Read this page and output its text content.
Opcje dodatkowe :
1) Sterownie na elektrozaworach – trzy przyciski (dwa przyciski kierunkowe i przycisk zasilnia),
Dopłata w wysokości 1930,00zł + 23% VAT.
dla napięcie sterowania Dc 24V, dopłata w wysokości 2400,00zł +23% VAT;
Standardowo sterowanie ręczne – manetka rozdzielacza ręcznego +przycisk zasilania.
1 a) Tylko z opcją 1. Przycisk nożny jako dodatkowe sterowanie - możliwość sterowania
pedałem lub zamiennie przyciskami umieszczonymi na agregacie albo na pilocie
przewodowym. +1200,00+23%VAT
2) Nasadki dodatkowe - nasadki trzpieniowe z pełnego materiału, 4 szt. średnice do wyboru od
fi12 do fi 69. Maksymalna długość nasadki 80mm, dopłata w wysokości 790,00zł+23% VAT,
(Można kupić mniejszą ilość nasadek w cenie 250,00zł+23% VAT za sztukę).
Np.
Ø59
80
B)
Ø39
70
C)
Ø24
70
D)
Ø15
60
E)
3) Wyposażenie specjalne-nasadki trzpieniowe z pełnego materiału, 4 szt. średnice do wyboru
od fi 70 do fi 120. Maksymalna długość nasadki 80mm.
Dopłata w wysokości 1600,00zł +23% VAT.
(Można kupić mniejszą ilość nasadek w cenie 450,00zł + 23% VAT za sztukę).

________________________________________

Return every line of the material exactly.

FULL SOLUTION →
Read this page and output its text content.
Opcje dodatkowe :
1) Sterownie na elektrozaworach – trzy przyciski (dwa przyciski kierunkowe i przycisk zasilnia),
Dopłata w wysokości 1930,00zł + 23% VAT.
dla napięcie sterowania Dc 24V, dopłata w wysokości 2400,00zł +23% VAT;
Standardowo sterowanie ręczne – manetka rozdzielacza ręcznego +przycisk zasilania.
1 a) Tylko z opcją 1. Przycisk nożny jako dodatkowe sterowanie - możliwość sterowania
pedałem lub zamiennie przyciskami umieszczonymi na agregacie albo na pilocie
przewodowym. +1200,00+23%VAT
2) Nasadki dodatkowe - nasadki trzpieniowe z pełnego materiału, 4 szt. średnice do wyboru od
fi12 do fi 69. Maksymalna długość nasadki 80mm, dopłata w wysokości 790,00zł+23% VAT,
(Można kupić mniejszą ilość nasadek w cenie 250,00zł+23% VAT za sztukę).
Np.
Ø59
80
B)
Ø39
70
C)
Ø24
70
D)
Ø15
60
E)
3) Wyposażenie specjalne-nasadki trzpieniowe z pełnego materiału, 4 szt. średnice do wyboru
od fi 70 do fi 120. Maksymalna długość nasadki 80mm.
Dopłata w wysokości 1600,00zł +23% VAT.
(Można kupić mniejszą ilość nasadek w cenie 450,00zł + 23% VAT za sztukę).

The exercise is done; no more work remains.